:: WHAT IS BEING ASKED ::
Your task is to give the data again, exactly, with every line intact.

↓↓↓

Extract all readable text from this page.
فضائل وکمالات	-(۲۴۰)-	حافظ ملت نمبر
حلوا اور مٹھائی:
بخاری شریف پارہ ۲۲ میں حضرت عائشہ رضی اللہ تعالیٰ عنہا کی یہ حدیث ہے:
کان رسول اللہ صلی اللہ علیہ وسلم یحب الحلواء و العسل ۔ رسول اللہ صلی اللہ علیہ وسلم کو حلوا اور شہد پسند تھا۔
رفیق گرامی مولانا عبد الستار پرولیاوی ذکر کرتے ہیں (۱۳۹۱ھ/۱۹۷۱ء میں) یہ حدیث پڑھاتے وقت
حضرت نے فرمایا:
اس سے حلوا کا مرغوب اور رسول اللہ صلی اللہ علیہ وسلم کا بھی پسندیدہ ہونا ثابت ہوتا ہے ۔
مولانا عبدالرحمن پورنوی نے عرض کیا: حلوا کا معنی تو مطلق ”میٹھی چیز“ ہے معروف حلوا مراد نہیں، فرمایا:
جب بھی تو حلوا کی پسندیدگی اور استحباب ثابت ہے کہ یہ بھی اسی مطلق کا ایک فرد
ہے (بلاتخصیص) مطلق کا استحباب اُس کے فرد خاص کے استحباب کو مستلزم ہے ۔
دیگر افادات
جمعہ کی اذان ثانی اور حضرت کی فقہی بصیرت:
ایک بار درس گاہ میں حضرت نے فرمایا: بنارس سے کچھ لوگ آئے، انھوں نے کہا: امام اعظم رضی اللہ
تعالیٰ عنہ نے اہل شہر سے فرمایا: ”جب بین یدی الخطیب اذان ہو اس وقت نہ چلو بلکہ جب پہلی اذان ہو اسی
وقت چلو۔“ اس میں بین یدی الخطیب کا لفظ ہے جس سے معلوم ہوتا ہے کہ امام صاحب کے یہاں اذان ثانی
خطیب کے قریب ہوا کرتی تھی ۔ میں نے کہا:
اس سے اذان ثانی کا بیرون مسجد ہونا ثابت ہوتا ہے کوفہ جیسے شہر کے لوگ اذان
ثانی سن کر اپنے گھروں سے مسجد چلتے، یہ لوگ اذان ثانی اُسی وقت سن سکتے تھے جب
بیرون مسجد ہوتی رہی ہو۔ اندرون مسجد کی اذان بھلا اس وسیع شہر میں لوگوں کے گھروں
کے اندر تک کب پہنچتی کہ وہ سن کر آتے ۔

↑↑↑

:: THE OUTPUT ::
Extract all readable text from this page.
فضائل وکمالات	-(۲۴۰)-	حافظ ملت نمبر
حلوا اور مٹھائی:
بخاری شریف پارہ ۲۲ میں حضرت عائشہ رضی اللہ تعالیٰ عنہا کی یہ حدیث ہے:
کان رسول اللہ صلی اللہ علیہ وسلم یحب الحلواء و العسل ۔ رسول اللہ صلی اللہ علیہ وسلم کو حلوا اور شہد پسند تھا۔
رفیق گرامی مولانا عبد الستار پرولیاوی ذکر کرتے ہیں (۱۳۹۱ھ/۱۹۷۱ء میں) یہ حدیث پڑھاتے وقت
حضرت نے فرمایا:
اس سے حلوا کا مرغوب اور رسول اللہ صلی اللہ علیہ وسلم کا بھی پسندیدہ ہونا ثابت ہوتا ہے ۔
مولانا عبدالرحمن پورنوی نے عرض کیا: حلوا کا معنی تو مطلق ”میٹھی چیز“ ہے معروف حلوا مراد نہیں، فرمایا:
جب بھی تو حلوا کی پسندیدگی اور استحباب ثابت ہے کہ یہ بھی اسی مطلق کا ایک فرد
ہے (بلاتخصیص) مطلق کا استحباب اُس کے فرد خاص کے استحباب کو مستلزم ہے ۔
دیگر افادات
جمعہ کی اذان ثانی اور حضرت کی فقہی بصیرت:
ایک بار درس گاہ میں حضرت نے فرمایا: بنارس سے کچھ لوگ آئے، انھوں نے کہا: امام اعظم رضی اللہ
تعالیٰ عنہ نے اہل شہر سے فرمایا: ”جب بین یدی الخطیب اذان ہو اس وقت نہ چلو بلکہ جب پہلی اذان ہو اسی
وقت چلو۔“ اس میں بین یدی الخطیب کا لفظ ہے جس سے معلوم ہوتا ہے کہ امام صاحب کے یہاں اذان ثانی
خطیب کے قریب ہوا کرتی تھی ۔ میں نے کہا:
اس سے اذان ثانی کا بیرون مسجد ہونا ثابت ہوتا ہے کوفہ جیسے شہر کے لوگ اذان
ثانی سن کر اپنے گھروں سے مسجد چلتے، یہ لوگ اذان ثانی اُسی وقت سن سکتے تھے جب
بیرون مسجد ہوتی رہی ہو۔ اندرون مسجد کی اذان بھلا اس وسیع شہر میں لوگوں کے گھروں
کے اندر تک کب پہنچتی کہ وہ سن کر آتے ۔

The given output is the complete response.